Work to complete:
Your task is to repeat all of the data exactly while excluding the pictures.

──────────

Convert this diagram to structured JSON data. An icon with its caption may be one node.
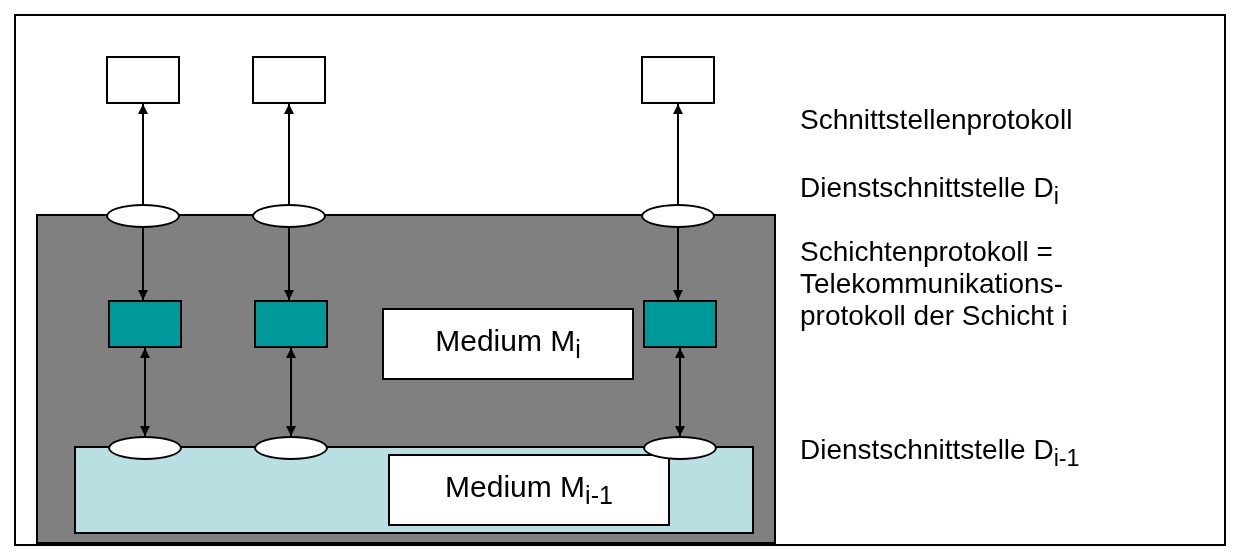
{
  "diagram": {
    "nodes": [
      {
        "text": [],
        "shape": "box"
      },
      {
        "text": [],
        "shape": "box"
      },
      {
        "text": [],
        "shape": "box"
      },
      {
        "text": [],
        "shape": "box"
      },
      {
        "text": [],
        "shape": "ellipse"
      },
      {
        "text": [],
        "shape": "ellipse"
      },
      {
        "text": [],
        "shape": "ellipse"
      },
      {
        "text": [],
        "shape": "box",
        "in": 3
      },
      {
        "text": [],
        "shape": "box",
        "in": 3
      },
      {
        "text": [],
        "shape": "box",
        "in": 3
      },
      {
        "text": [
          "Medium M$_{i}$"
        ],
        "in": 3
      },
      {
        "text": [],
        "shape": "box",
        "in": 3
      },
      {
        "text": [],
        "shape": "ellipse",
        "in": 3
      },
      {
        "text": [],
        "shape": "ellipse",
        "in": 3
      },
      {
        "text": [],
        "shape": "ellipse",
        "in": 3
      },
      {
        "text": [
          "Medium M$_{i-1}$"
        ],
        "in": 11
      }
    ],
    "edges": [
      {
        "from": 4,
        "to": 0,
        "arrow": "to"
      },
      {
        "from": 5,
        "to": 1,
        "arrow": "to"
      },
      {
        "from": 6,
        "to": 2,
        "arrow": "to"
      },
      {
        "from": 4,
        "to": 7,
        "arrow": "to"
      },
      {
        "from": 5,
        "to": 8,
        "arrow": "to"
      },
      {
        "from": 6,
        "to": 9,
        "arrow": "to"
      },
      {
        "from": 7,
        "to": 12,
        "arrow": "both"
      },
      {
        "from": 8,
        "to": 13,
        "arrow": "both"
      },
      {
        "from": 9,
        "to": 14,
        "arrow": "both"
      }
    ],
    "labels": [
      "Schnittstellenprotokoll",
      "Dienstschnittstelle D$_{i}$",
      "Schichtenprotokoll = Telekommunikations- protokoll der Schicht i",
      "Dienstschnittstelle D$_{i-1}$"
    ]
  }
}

──────────

Final result:
Convert this diagram to structured JSON data. An icon with its caption may be one node.
{
  "diagram": {
    "nodes": [
      {
        "text": [],
        "shape": "box"
      },
      {
        "text": [],
        "shape": "box"
      },
      {
        "text": [],
        "shape": "box"
      },
      {
        "text": [],
        "shape": "box"
      },
      {
        "text": [],
        "shape": "ellipse"
      },
      {
        "text": [],
        "shape": "ellipse"
      },
      {
        "text": [],
        "shape": "ellipse"
      },
      {
        "text": [],
        "shape": "box",
        "in": 3
      },
      {
        "text": [],
        "shape": "box",
        "in": 3
      },
      {
        "text": [],
        "shape": "box",
        "in": 3
      },
      {
        "text": [
          "Medium M$_{i}$"
        ],
        "in": 3
      },
      {
        "text": [],
        "shape": "box",
        "in": 3
      },
      {
        "text": [],
        "shape": "ellipse",
        "in": 3
      },
      {
        "text": [],
        "shape": "ellipse",
        "in": 3
      },
      {
        "text": [],
        "shape": "ellipse",
        "in": 3
      },
      {
        "text": [
          "Medium M$_{i-1}$"
        ],
        "in": 11
      }
    ],
    "edges": [
      {
        "from": 4,
        "to": 0,
        "arrow": "to"
      },
      {
        "from": 5,
        "to": 1,
        "arrow": "to"
      },
      {
        "from": 6,
        "to": 2,
        "arrow": "to"
      },
      {
        "from": 4,
        "to": 7,
        "arrow": "to"
      },
      {
        "from": 5,
        "to": 8,
        "arrow": "to"
      },
      {
        "from": 6,
        "to": 9,
        "arrow": "to"
      },
      {
        "from": 7,
        "to": 12,
        "arrow": "both"
      },
      {
        "from": 8,
        "to": 13,
        "arrow": "both"
      },
      {
        "from": 9,
        "to": 14,
        "arrow": "both"
      }
    ],
    "labels": [
      "Schnittstellenprotokoll",
      "Dienstschnittstelle D$_{i}$",
      "Schichtenprotokoll = Telekommunikations- protokoll der Schicht i",
      "Dienstschnittstelle D$_{i-1}$"
    ]
  }
}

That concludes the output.